**WORK REQUIRED**
Quote the material below line for line, keeping every line word for word and in its original order.

**DATA FOR THIS EXERCISE**
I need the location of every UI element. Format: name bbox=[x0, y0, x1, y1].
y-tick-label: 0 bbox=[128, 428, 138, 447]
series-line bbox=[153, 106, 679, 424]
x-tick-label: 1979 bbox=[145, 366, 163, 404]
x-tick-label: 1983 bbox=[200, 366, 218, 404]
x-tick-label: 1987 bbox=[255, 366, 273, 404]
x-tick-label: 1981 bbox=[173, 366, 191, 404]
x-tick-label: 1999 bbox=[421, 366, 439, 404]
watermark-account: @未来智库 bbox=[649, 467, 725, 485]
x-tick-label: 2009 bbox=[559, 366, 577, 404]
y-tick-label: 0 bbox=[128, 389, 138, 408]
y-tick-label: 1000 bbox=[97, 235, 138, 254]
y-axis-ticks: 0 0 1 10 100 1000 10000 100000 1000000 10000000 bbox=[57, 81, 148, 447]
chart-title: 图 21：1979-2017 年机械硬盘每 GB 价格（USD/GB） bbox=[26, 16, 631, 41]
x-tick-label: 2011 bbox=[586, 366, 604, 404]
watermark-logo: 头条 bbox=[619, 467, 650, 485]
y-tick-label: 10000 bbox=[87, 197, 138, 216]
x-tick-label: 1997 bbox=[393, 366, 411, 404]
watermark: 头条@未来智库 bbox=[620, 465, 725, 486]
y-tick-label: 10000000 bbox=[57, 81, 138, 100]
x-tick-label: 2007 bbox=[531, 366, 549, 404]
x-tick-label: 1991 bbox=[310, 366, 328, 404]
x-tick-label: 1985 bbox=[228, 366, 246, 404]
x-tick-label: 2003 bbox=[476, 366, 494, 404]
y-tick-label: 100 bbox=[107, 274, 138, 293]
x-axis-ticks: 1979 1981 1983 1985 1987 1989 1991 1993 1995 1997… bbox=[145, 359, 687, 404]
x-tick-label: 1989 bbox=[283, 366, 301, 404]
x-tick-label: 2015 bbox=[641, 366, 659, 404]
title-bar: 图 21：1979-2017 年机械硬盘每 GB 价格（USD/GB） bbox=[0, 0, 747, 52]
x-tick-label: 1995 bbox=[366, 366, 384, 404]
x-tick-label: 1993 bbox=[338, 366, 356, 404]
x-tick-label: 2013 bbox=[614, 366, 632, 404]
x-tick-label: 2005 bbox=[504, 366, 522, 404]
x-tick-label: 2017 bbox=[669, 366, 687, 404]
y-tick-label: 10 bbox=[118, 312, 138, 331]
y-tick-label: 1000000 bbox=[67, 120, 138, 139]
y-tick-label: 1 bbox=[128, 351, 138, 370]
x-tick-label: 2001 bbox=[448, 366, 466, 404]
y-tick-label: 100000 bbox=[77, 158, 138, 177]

**TASK RESULT**
I need the location of every UI element. Format: name bbox=[x0, y0, x1, y1].
y-tick-label: 0 bbox=[128, 428, 138, 447]
series-line bbox=[153, 106, 679, 424]
x-tick-label: 1979 bbox=[145, 366, 163, 404]
x-tick-label: 1983 bbox=[200, 366, 218, 404]
x-tick-label: 1987 bbox=[255, 366, 273, 404]
x-tick-label: 1981 bbox=[173, 366, 191, 404]
x-tick-label: 1999 bbox=[421, 366, 439, 404]
watermark-account: @未来智库 bbox=[649, 467, 725, 485]
x-tick-label: 2009 bbox=[559, 366, 577, 404]
y-tick-label: 0 bbox=[128, 389, 138, 408]
y-tick-label: 1000 bbox=[97, 235, 138, 254]
y-axis-ticks: 0 0 1 10 100 1000 10000 100000 1000000 10000000 bbox=[57, 81, 148, 447]
chart-title: 图 21：1979-2017 年机械硬盘每 GB 价格（USD/GB） bbox=[26, 16, 631, 41]
x-tick-label: 2011 bbox=[586, 366, 604, 404]
watermark-logo: 头条 bbox=[619, 467, 650, 485]
y-tick-label: 10000 bbox=[87, 197, 138, 216]
x-tick-label: 1997 bbox=[393, 366, 411, 404]
watermark: 头条@未来智库 bbox=[620, 465, 725, 486]
y-tick-label: 10000000 bbox=[57, 81, 138, 100]
x-tick-label: 2007 bbox=[531, 366, 549, 404]
x-tick-label: 1991 bbox=[310, 366, 328, 404]
x-tick-label: 1985 bbox=[228, 366, 246, 404]
x-tick-label: 2003 bbox=[476, 366, 494, 404]
y-tick-label: 100 bbox=[107, 274, 138, 293]
x-axis-ticks: 1979 1981 1983 1985 1987 1989 1991 1993 1995 1997… bbox=[145, 359, 687, 404]
x-tick-label: 1989 bbox=[283, 366, 301, 404]
x-tick-label: 2015 bbox=[641, 366, 659, 404]
title-bar: 图 21：1979-2017 年机械硬盘每 GB 价格（USD/GB） bbox=[0, 0, 747, 52]
x-tick-label: 1995 bbox=[366, 366, 384, 404]
x-tick-label: 1993 bbox=[338, 366, 356, 404]
x-tick-label: 2013 bbox=[614, 366, 632, 404]
x-tick-label: 2005 bbox=[504, 366, 522, 404]
x-tick-label: 2017 bbox=[669, 366, 687, 404]
y-tick-label: 10 bbox=[118, 312, 138, 331]
y-tick-label: 1000000 bbox=[67, 120, 138, 139]
y-tick-label: 1 bbox=[128, 351, 138, 370]
x-tick-label: 2001 bbox=[448, 366, 466, 404]
y-tick-label: 100000 bbox=[77, 158, 138, 177]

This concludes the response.